* **Task directions**:
Only the number is wanted: how many lines in the data contain "deployed"?

## Start Data shown

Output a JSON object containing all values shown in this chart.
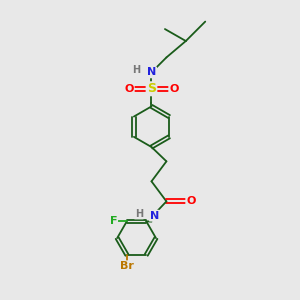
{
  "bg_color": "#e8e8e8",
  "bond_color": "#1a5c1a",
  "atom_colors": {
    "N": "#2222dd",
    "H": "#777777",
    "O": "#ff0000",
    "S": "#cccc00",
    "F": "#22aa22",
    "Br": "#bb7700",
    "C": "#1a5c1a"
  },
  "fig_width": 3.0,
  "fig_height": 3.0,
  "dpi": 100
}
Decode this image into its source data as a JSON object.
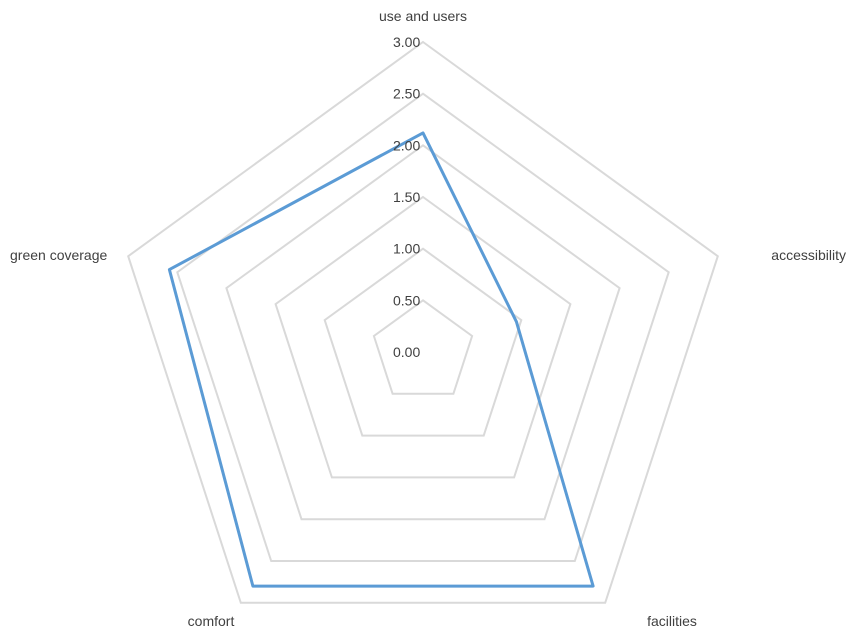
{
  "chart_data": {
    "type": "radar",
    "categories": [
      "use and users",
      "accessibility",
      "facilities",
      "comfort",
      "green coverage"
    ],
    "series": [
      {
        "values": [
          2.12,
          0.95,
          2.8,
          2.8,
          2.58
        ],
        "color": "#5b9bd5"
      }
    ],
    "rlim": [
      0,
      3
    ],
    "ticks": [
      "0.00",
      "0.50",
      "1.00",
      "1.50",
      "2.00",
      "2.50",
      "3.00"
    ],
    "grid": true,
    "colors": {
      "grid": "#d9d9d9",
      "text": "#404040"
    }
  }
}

## End Data shown
## Start Data shown

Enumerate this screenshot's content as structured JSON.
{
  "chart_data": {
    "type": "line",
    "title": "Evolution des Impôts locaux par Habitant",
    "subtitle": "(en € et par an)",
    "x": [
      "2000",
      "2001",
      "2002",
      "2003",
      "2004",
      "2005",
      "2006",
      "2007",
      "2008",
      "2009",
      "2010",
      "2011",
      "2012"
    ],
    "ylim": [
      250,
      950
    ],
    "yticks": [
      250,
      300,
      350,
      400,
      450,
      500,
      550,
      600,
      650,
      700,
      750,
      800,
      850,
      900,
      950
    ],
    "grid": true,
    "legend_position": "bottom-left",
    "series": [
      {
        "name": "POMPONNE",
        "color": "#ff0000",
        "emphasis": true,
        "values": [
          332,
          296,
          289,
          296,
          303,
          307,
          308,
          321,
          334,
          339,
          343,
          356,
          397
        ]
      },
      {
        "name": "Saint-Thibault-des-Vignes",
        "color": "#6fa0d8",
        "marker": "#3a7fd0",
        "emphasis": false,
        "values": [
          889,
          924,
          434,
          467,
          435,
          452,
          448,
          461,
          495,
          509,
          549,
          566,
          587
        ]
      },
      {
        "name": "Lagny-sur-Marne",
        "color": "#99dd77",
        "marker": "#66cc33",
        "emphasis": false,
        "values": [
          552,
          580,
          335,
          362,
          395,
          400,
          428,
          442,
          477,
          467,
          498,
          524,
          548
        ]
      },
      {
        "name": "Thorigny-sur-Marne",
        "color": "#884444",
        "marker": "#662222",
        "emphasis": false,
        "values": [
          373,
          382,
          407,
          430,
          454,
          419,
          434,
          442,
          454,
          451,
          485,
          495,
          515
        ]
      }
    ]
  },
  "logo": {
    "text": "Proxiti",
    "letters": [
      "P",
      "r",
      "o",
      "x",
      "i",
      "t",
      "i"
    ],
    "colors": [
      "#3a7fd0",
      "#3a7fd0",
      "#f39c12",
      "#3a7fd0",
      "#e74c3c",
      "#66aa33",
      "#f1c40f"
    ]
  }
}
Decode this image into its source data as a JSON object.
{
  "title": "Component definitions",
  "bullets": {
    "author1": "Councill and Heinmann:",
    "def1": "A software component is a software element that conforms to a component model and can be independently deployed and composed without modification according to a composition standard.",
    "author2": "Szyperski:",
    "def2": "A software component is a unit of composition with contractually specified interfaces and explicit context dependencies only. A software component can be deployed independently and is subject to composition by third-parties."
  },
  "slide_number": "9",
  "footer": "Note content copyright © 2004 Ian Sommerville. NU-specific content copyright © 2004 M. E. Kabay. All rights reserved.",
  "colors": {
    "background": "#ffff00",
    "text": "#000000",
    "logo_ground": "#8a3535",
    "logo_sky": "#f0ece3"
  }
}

## End Data shown

* **Response to the exercise**:
2